■ Texto:
........
Além disso, em fevereiro uma consulta do Eurobarômetro indicou uma indiscutível “fadiga da Europa” entre os franceses: de todos os 27 membros da União Europeia, é na França que o Parlamento Europeu tem a reputação mais baixa – justamente o país em que o órgão legislativo se reúne e que, ao lado da Alemanha, é considerado a força propulsora por trás da UE.

“Quem tem visões deve ir ao médico”

Falando em abril na Universidade Sorbonne, em Paris, Macron apelou por mais soberania e mais defesa conjunta para a Europa, com uma frase provocadora: “Nossa Europa pode morrer”.

Não é a primeira vez que o político de 46 anos esboça visões grandiosas para a comunidade. Em 2017 ele assumiu um tom semelhante ao propor a criação de um ministério europeu das finanças. Na época foi rebatido pela então chefe de governo alemã, a democrata cristã Angela Merkel. Desta vez o social-democrata Scholz louvou na plataforma X (ex-Twitter) os “bons impulsos” do discurso para a Europa – mas sem fornecer respostas concretas.

O diretor do Instituto Franco-Alemão de Ludwigsburg, Marc Ringel, explica tratar-se também de uma questão de mentalidade: “visões” são “uma variante muito francesa para explicar uma abordagem das coisas que não se encontraria na Alemanha”. “Helmut Schmidt [chanceler federal alemão de 1974 a 1982] disse, certa vez: ‘Quem tem visões deve ir ao médico.’ Essa, penso eu, é a versão sóbria alemã.”
........
■ Dados de origem:
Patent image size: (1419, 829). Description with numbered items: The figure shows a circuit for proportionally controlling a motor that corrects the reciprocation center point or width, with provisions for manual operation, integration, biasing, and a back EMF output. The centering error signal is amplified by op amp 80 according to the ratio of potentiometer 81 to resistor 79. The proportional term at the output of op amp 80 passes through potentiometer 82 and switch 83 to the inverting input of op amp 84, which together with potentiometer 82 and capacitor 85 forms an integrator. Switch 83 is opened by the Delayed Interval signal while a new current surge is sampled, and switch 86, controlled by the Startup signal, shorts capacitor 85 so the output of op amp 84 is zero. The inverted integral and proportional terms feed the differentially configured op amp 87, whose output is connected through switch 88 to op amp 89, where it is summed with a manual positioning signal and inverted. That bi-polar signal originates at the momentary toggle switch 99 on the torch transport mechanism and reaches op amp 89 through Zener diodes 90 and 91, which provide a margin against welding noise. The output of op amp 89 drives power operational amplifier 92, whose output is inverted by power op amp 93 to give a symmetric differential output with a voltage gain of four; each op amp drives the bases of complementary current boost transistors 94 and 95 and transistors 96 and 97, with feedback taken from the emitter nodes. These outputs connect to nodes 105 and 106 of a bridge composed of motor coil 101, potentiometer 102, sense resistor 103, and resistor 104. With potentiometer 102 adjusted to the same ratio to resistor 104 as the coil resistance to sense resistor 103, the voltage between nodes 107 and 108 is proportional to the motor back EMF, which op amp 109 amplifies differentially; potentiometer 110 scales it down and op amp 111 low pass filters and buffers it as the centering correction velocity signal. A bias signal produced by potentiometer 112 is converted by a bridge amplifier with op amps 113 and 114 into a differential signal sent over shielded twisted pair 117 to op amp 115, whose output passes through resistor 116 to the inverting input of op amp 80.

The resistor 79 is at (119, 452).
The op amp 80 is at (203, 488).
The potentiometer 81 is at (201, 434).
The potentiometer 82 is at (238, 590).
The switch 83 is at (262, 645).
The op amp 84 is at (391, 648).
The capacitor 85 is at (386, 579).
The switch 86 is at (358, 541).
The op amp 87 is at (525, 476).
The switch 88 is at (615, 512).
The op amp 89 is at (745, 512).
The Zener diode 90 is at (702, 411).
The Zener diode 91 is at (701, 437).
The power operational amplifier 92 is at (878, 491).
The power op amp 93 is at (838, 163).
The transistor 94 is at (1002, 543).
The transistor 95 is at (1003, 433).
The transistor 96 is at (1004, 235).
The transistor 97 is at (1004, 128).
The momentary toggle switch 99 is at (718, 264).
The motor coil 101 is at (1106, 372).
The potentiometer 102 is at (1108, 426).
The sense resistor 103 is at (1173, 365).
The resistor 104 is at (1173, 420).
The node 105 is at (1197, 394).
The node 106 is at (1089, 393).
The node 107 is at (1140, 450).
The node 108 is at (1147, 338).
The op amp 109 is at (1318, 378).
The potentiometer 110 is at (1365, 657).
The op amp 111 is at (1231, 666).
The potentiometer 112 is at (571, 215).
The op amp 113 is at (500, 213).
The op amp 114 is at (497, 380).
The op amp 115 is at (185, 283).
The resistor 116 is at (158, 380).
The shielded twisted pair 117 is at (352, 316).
........
■ Enunciado da tarefa:
Reproduza na íntegra e sem nenhuma alteração o texto sobre Macron e a Europa. Baseie-se somente no texto.

■ Resposta:
Além disso, em fevereiro uma consulta do Eurobarômetro indicou uma indiscutível “fadiga da Europa” entre os franceses: de todos os 27 membros da União Europeia, é na França que o Parlamento Europeu tem a reputação mais baixa – justamente o país em que o órgão legislativo se reúne e que, ao lado da Alemanha, é considerado a força propulsora por trás da UE.

“Quem tem visões deve ir ao médico”

Falando em abril na Universidade Sorbonne, em Paris, Macron apelou por mais soberania e mais defesa conjunta para a Europa, com uma frase provocadora: “Nossa Europa pode morrer”.

Não é a primeira vez que o político de 46 anos esboça visões grandiosas para a comunidade. Em 2017 ele assumiu um tom semelhante ao propor a criação de um ministério europeu das finanças. Na época foi rebatido pela então chefe de governo alemã, a democrata cristã Angela Merkel. Desta vez o social-democrata Scholz louvou na plataforma X (ex-Twitter) os “bons impulsos” do discurso para a Europa – mas sem fornecer respostas concretas.

O diretor do Instituto Franco-Alemão de Ludwigsburg, Marc Ringel, explica tratar-se também de uma questão de mentalidade: “visões” são “uma variante muito francesa para explicar uma abordagem das coisas que não se encontraria na Alemanha”. “Helmut Schmidt [chanceler federal alemão de 1974 a 1982] disse, certa vez: ‘Quem tem visões deve ir ao médico.’ Essa, penso eu, é a versão sóbria alemã.”